▸ **AIM OF THE TASK**: Reproduce the entire listing word for word.

▸ **Stored entries**:
□ □ □ □ □ □ □

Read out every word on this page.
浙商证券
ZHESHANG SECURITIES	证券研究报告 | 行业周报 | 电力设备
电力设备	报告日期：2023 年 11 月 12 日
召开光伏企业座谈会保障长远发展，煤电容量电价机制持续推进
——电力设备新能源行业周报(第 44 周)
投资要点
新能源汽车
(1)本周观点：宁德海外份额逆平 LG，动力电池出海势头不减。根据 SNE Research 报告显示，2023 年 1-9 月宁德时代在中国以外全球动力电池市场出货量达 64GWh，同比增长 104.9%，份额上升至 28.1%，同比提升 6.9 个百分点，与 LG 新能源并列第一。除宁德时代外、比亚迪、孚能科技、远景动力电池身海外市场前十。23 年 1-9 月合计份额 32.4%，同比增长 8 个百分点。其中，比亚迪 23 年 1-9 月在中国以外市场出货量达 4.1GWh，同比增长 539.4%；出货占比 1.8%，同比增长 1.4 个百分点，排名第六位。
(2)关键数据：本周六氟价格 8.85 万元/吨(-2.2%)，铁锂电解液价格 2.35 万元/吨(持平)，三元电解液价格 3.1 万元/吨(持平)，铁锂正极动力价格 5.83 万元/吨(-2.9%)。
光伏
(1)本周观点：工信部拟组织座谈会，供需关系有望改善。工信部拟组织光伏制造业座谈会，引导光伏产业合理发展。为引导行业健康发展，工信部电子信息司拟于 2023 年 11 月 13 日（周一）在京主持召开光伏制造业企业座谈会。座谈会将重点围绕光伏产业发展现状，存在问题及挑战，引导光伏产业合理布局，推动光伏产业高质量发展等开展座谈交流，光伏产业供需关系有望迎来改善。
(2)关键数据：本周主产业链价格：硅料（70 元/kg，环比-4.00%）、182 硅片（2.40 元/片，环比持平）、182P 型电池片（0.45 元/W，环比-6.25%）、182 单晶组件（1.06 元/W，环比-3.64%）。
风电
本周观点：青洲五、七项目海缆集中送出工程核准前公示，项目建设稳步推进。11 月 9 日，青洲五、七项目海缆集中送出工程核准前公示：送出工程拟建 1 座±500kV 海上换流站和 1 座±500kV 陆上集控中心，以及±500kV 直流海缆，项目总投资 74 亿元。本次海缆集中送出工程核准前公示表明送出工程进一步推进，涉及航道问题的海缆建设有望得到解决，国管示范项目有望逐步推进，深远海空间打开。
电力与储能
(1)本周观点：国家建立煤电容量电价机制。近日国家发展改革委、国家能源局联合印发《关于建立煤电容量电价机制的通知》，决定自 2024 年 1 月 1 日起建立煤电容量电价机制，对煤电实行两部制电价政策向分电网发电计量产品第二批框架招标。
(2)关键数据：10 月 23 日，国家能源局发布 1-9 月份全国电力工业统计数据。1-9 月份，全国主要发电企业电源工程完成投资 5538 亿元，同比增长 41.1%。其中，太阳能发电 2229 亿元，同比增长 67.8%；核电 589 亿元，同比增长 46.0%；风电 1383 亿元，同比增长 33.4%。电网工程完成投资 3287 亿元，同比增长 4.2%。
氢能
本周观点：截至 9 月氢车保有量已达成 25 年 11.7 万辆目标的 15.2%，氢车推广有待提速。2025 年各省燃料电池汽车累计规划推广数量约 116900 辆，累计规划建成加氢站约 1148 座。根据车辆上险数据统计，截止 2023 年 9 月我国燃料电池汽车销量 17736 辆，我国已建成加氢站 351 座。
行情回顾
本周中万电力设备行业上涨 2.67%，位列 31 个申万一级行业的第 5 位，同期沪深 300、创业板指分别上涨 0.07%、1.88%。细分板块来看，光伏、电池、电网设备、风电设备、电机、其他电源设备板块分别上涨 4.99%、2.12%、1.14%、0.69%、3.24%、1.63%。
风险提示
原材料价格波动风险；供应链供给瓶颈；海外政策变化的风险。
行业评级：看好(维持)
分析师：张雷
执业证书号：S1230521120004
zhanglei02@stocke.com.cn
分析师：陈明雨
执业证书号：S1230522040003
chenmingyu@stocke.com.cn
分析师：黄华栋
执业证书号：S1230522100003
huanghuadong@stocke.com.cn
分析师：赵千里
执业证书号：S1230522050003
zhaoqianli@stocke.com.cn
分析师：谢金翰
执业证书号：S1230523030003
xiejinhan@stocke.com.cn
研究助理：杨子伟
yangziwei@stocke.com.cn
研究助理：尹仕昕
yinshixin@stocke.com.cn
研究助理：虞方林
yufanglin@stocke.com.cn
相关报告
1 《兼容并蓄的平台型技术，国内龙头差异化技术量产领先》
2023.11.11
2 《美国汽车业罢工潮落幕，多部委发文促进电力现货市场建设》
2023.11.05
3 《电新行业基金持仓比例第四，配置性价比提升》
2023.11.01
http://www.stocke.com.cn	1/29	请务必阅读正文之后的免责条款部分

□ □ □ □ □ □ □

▸ **RESPONSE TO THIS TASK**:
Read out every word on this page.
浙商证券
ZHESHANG SECURITIES	证券研究报告 | 行业周报 | 电力设备
电力设备	报告日期：2023 年 11 月 12 日
召开光伏企业座谈会保障长远发展，煤电容量电价机制持续推进
——电力设备新能源行业周报(第 44 周)
投资要点
新能源汽车
(1)本周观点：宁德海外份额逆平 LG，动力电池出海势头不减。根据 SNE Research 报告显示，2023 年 1-9 月宁德时代在中国以外全球动力电池市场出货量达 64GWh，同比增长 104.9%，份额上升至 28.1%，同比提升 6.9 个百分点，与 LG 新能源并列第一。除宁德时代外、比亚迪、孚能科技、远景动力电池身海外市场前十。23 年 1-9 月合计份额 32.4%，同比增长 8 个百分点。其中，比亚迪 23 年 1-9 月在中国以外市场出货量达 4.1GWh，同比增长 539.4%；出货占比 1.8%，同比增长 1.4 个百分点，排名第六位。
(2)关键数据：本周六氟价格 8.85 万元/吨(-2.2%)，铁锂电解液价格 2.35 万元/吨(持平)，三元电解液价格 3.1 万元/吨(持平)，铁锂正极动力价格 5.83 万元/吨(-2.9%)。
光伏
(1)本周观点：工信部拟组织座谈会，供需关系有望改善。工信部拟组织光伏制造业座谈会，引导光伏产业合理发展。为引导行业健康发展，工信部电子信息司拟于 2023 年 11 月 13 日（周一）在京主持召开光伏制造业企业座谈会。座谈会将重点围绕光伏产业发展现状，存在问题及挑战，引导光伏产业合理布局，推动光伏产业高质量发展等开展座谈交流，光伏产业供需关系有望迎来改善。
(2)关键数据：本周主产业链价格：硅料（70 元/kg，环比-4.00%）、182 硅片（2.40 元/片，环比持平）、182P 型电池片（0.45 元/W，环比-6.25%）、182 单晶组件（1.06 元/W，环比-3.64%）。
风电
本周观点：青洲五、七项目海缆集中送出工程核准前公示，项目建设稳步推进。11 月 9 日，青洲五、七项目海缆集中送出工程核准前公示：送出工程拟建 1 座±500kV 海上换流站和 1 座±500kV 陆上集控中心，以及±500kV 直流海缆，项目总投资 74 亿元。本次海缆集中送出工程核准前公示表明送出工程进一步推进，涉及航道问题的海缆建设有望得到解决，国管示范项目有望逐步推进，深远海空间打开。
电力与储能
(1)本周观点：国家建立煤电容量电价机制。近日国家发展改革委、国家能源局联合印发《关于建立煤电容量电价机制的通知》，决定自 2024 年 1 月 1 日起建立煤电容量电价机制，对煤电实行两部制电价政策向分电网发电计量产品第二批框架招标。
(2)关键数据：10 月 23 日，国家能源局发布 1-9 月份全国电力工业统计数据。1-9 月份，全国主要发电企业电源工程完成投资 5538 亿元，同比增长 41.1%。其中，太阳能发电 2229 亿元，同比增长 67.8%；核电 589 亿元，同比增长 46.0%；风电 1383 亿元，同比增长 33.4%。电网工程完成投资 3287 亿元，同比增长 4.2%。
氢能
本周观点：截至 9 月氢车保有量已达成 25 年 11.7 万辆目标的 15.2%，氢车推广有待提速。2025 年各省燃料电池汽车累计规划推广数量约 116900 辆，累计规划建成加氢站约 1148 座。根据车辆上险数据统计，截止 2023 年 9 月我国燃料电池汽车销量 17736 辆，我国已建成加氢站 351 座。
行情回顾
本周中万电力设备行业上涨 2.67%，位列 31 个申万一级行业的第 5 位，同期沪深 300、创业板指分别上涨 0.07%、1.88%。细分板块来看，光伏、电池、电网设备、风电设备、电机、其他电源设备板块分别上涨 4.99%、2.12%、1.14%、0.69%、3.24%、1.63%。
风险提示
原材料价格波动风险；供应链供给瓶颈；海外政策变化的风险。
行业评级：看好(维持)
分析师：张雷
执业证书号：S1230521120004
zhanglei02@stocke.com.cn
分析师：陈明雨
执业证书号：S1230522040003
chenmingyu@stocke.com.cn
分析师：黄华栋
执业证书号：S1230522100003
huanghuadong@stocke.com.cn
分析师：赵千里
执业证书号：S1230522050003
zhaoqianli@stocke.com.cn
分析师：谢金翰
执业证书号：S1230523030003
xiejinhan@stocke.com.cn
研究助理：杨子伟
yangziwei@stocke.com.cn
研究助理：尹仕昕
yinshixin@stocke.com.cn
研究助理：虞方林
yufanglin@stocke.com.cn
相关报告
1 《兼容并蓄的平台型技术，国内龙头差异化技术量产领先》
2023.11.11
2 《美国汽车业罢工潮落幕，多部委发文促进电力现货市场建设》
2023.11.05
3 《电新行业基金持仓比例第四，配置性价比提升》
2023.11.01
http://www.stocke.com.cn	1/29	请务必阅读正文之后的免责条款部分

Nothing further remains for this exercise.